Exercise directions
Go through the records below and count every line containing "Potatoes". Reply with the count alone.

Given data
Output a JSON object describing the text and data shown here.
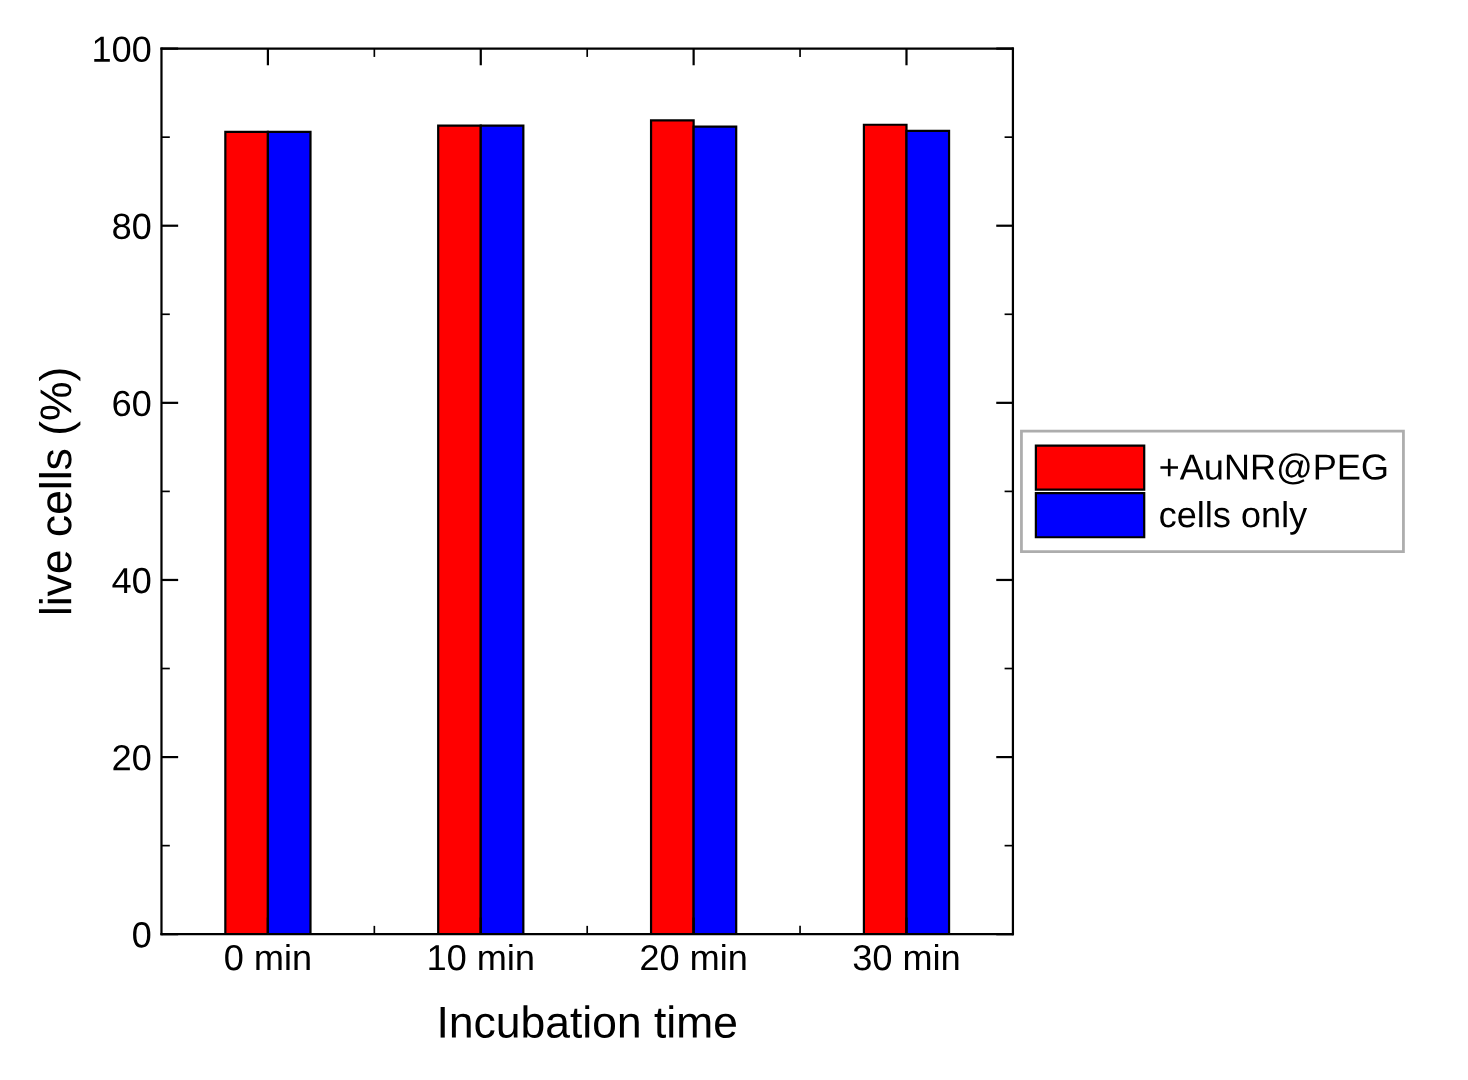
{
  "chart_data": {
    "type": "bar",
    "xlabel": "Incubation time",
    "ylabel": "live cells (%)",
    "categories": [
      "0 min",
      "10 min",
      "20 min",
      "30 min"
    ],
    "series": [
      {
        "name": "+AuNR@PEG",
        "color": "#ff0000",
        "values": [
          90.6,
          91.3,
          91.9,
          91.4
        ]
      },
      {
        "name": "cells only",
        "color": "#0000ff",
        "values": [
          90.6,
          91.3,
          91.2,
          90.7
        ]
      }
    ],
    "ylim": [
      0,
      100
    ],
    "yticks": [
      0,
      20,
      40,
      60,
      80,
      100
    ],
    "grid": false,
    "legend": "right"
  }
}
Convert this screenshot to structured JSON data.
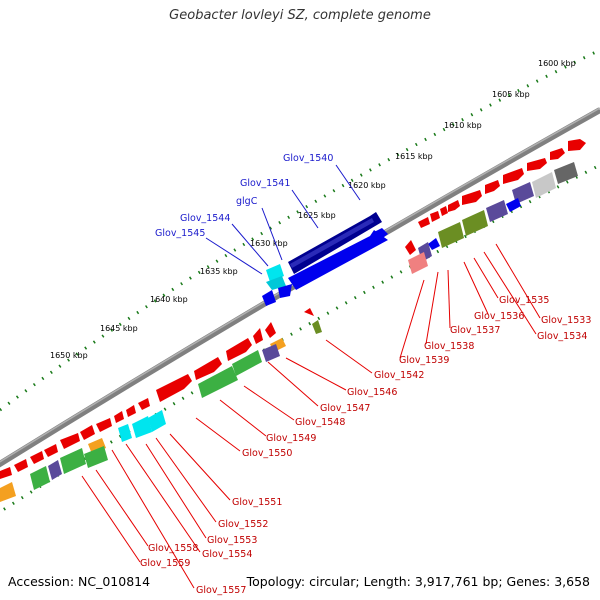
{
  "title": "Geobacter lovleyi SZ, complete genome",
  "footer": {
    "accession": "Accession: NC_010814",
    "summary": "Topology: circular; Length: 3,917,761 bp; Genes: 3,658"
  },
  "colors": {
    "backbone": "#808080",
    "ticks": "#1a7a1a",
    "red_gene": "#e80000",
    "green_gene": "#3cb043",
    "olive_gene": "#6b8e23",
    "blue_gene": "#0000ee",
    "navy_gene": "#000090",
    "cyan_gene": "#00e5ee",
    "purple_gene": "#5a4a9a",
    "orange_gene": "#f4a020",
    "grey_gene": "#c8c8c8",
    "pink_gene": "#f08080",
    "red_label": "#c00000",
    "blue_label": "#1a1acc"
  },
  "scale_labels": [
    "1600 kbp",
    "1605 kbp",
    "1610 kbp",
    "1615 kbp",
    "1620 kbp",
    "1625 kbp",
    "1630 kbp",
    "1635 kbp",
    "1640 kbp",
    "1645 kbp",
    "1650 kbp"
  ],
  "gene_labels_red": [
    "Glov_1533",
    "Glov_1534",
    "Glov_1535",
    "Glov_1536",
    "Glov_1537",
    "Glov_1538",
    "Glov_1539",
    "Glov_1542",
    "Glov_1546",
    "Glov_1547",
    "Glov_1548",
    "Glov_1549",
    "Glov_1550",
    "Glov_1551",
    "Glov_1552",
    "Glov_1553",
    "Glov_1554",
    "Glov_1558",
    "Glov_1559",
    "Glov_1557"
  ],
  "gene_labels_blue": [
    "Glov_1540",
    "Glov_1541",
    "glgC",
    "Glov_1544",
    "Glov_1545"
  ]
}
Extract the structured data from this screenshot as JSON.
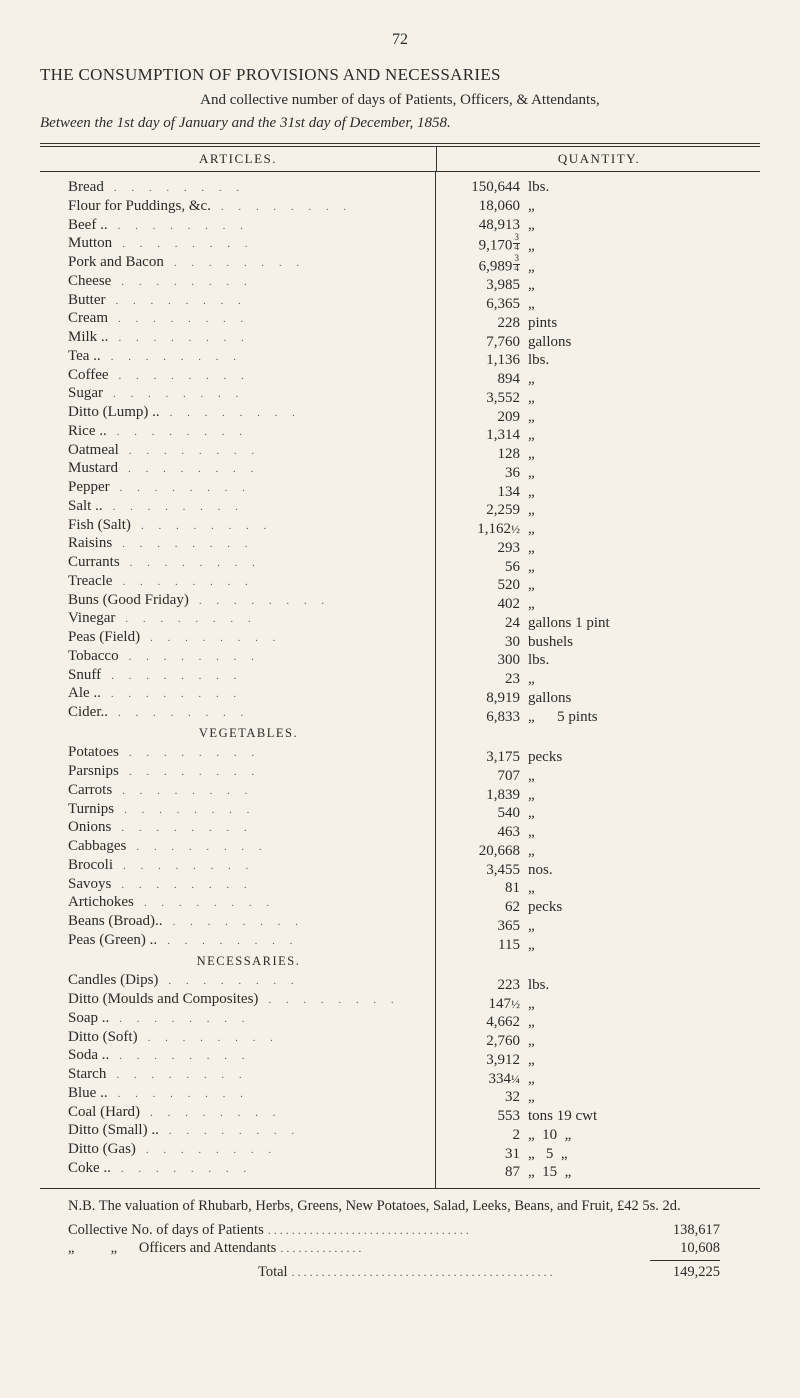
{
  "page_number": "72",
  "title": "THE CONSUMPTION OF PROVISIONS AND NECESSARIES",
  "subtitle1": "And collective number of days of Patients, Officers, & Attendants,",
  "subtitle2": "Between the 1st day of January and the 31st day of December, 1858.",
  "header_articles": "ARTICLES.",
  "header_quantity": "QUANTITY.",
  "sections": [
    {
      "heading": null,
      "rows": [
        {
          "article": "Bread",
          "qty": "150,644",
          "unit": "lbs."
        },
        {
          "article": "Flour for Puddings, &c.",
          "qty": "18,060",
          "unit": "„"
        },
        {
          "article": "Beef ..",
          "qty": "48,913",
          "unit": "„"
        },
        {
          "article": "Mutton",
          "qty": "9,170",
          "qty_frac": "3/4",
          "unit": "„"
        },
        {
          "article": "Pork and Bacon",
          "qty": "6,989",
          "qty_frac": "3/4",
          "unit": "„"
        },
        {
          "article": "Cheese",
          "qty": "3,985",
          "unit": "„"
        },
        {
          "article": "Butter",
          "qty": "6,365",
          "unit": "„"
        },
        {
          "article": "Cream",
          "qty": "228",
          "unit": "pints"
        },
        {
          "article": "Milk ..",
          "qty": "7,760",
          "unit": "gallons"
        },
        {
          "article": "Tea ..",
          "qty": "1,136",
          "unit": "lbs."
        },
        {
          "article": "Coffee",
          "qty": "894",
          "unit": "„"
        },
        {
          "article": "Sugar",
          "qty": "3,552",
          "unit": "„"
        },
        {
          "article": "Ditto (Lump) ..",
          "qty": "209",
          "unit": "„"
        },
        {
          "article": "Rice ..",
          "qty": "1,314",
          "unit": "„"
        },
        {
          "article": "Oatmeal",
          "qty": "128",
          "unit": "„"
        },
        {
          "article": "Mustard",
          "qty": "36",
          "unit": "„"
        },
        {
          "article": "Pepper",
          "qty": "134",
          "unit": "„"
        },
        {
          "article": "Salt ..",
          "qty": "2,259",
          "unit": "„"
        },
        {
          "article": "Fish (Salt)",
          "qty": "1,162",
          "qty_half": "½",
          "unit": "„"
        },
        {
          "article": "Raisins",
          "qty": "293",
          "unit": "„"
        },
        {
          "article": "Currants",
          "qty": "56",
          "unit": "„"
        },
        {
          "article": "Treacle",
          "qty": "520",
          "unit": "„"
        },
        {
          "article": "Buns (Good Friday)",
          "qty": "402",
          "unit": "„"
        },
        {
          "article": "Vinegar",
          "qty": "24",
          "unit": "gallons 1 pint"
        },
        {
          "article": "Peas (Field)",
          "qty": "30",
          "unit": "bushels"
        },
        {
          "article": "Tobacco",
          "qty": "300",
          "unit": "lbs."
        },
        {
          "article": "Snuff",
          "qty": "23",
          "unit": "„"
        },
        {
          "article": "Ale ..",
          "qty": "8,919",
          "unit": "gallons"
        },
        {
          "article": "Cider..",
          "qty": "6,833",
          "unit": "„      5 pints"
        }
      ]
    },
    {
      "heading": "VEGETABLES.",
      "rows": [
        {
          "article": "Potatoes",
          "qty": "3,175",
          "unit": "pecks"
        },
        {
          "article": "Parsnips",
          "qty": "707",
          "unit": "„"
        },
        {
          "article": "Carrots",
          "qty": "1,839",
          "unit": "„"
        },
        {
          "article": "Turnips",
          "qty": "540",
          "unit": "„"
        },
        {
          "article": "Onions",
          "qty": "463",
          "unit": "„"
        },
        {
          "article": "Cabbages",
          "qty": "20,668",
          "unit": "„"
        },
        {
          "article": "Brocoli",
          "qty": "3,455",
          "unit": "nos."
        },
        {
          "article": "Savoys",
          "qty": "81",
          "unit": "„"
        },
        {
          "article": "Artichokes",
          "qty": "62",
          "unit": "pecks"
        },
        {
          "article": "Beans (Broad)..",
          "qty": "365",
          "unit": "„"
        },
        {
          "article": "Peas (Green) ..",
          "qty": "115",
          "unit": "„"
        }
      ]
    },
    {
      "heading": "NECESSARIES.",
      "rows": [
        {
          "article": "Candles (Dips)",
          "qty": "223",
          "unit": "lbs."
        },
        {
          "article": "Ditto (Moulds and Composites)",
          "qty": "147",
          "qty_half": "½",
          "unit": "„"
        },
        {
          "article": "Soap ..",
          "qty": "4,662",
          "unit": "„"
        },
        {
          "article": "Ditto (Soft)",
          "qty": "2,760",
          "unit": "„"
        },
        {
          "article": "Soda ..",
          "qty": "3,912",
          "unit": "„"
        },
        {
          "article": "Starch",
          "qty": "334",
          "qty_half": "¼",
          "unit": "„"
        },
        {
          "article": "Blue ..",
          "qty": "32",
          "unit": "„"
        },
        {
          "article": "Coal (Hard)",
          "qty": "553",
          "unit": "tons 19 cwt"
        },
        {
          "article": "Ditto (Small) ..",
          "qty": "2",
          "unit": "„  10  „"
        },
        {
          "article": "Ditto (Gas)",
          "qty": "31",
          "unit": "„   5  „"
        },
        {
          "article": "Coke ..",
          "qty": "87",
          "unit": "„  15  „"
        }
      ]
    }
  ],
  "nb": "N.B. The valuation of Rhubarb, Herbs, Greens, New Potatoes, Salad, Leeks, Beans, and Fruit, £42 5s. 2d.",
  "collective": {
    "line1_label": "Collective No. of days of Patients",
    "line1_val": "138,617",
    "line2_label": "„          „      Officers and Attendants",
    "line2_val": "10,608",
    "total_label": "Total",
    "total_val": "149,225"
  },
  "colors": {
    "bg": "#f5f1e8",
    "fg": "#2a2a2a",
    "rule": "#333333"
  }
}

Completed exercise
2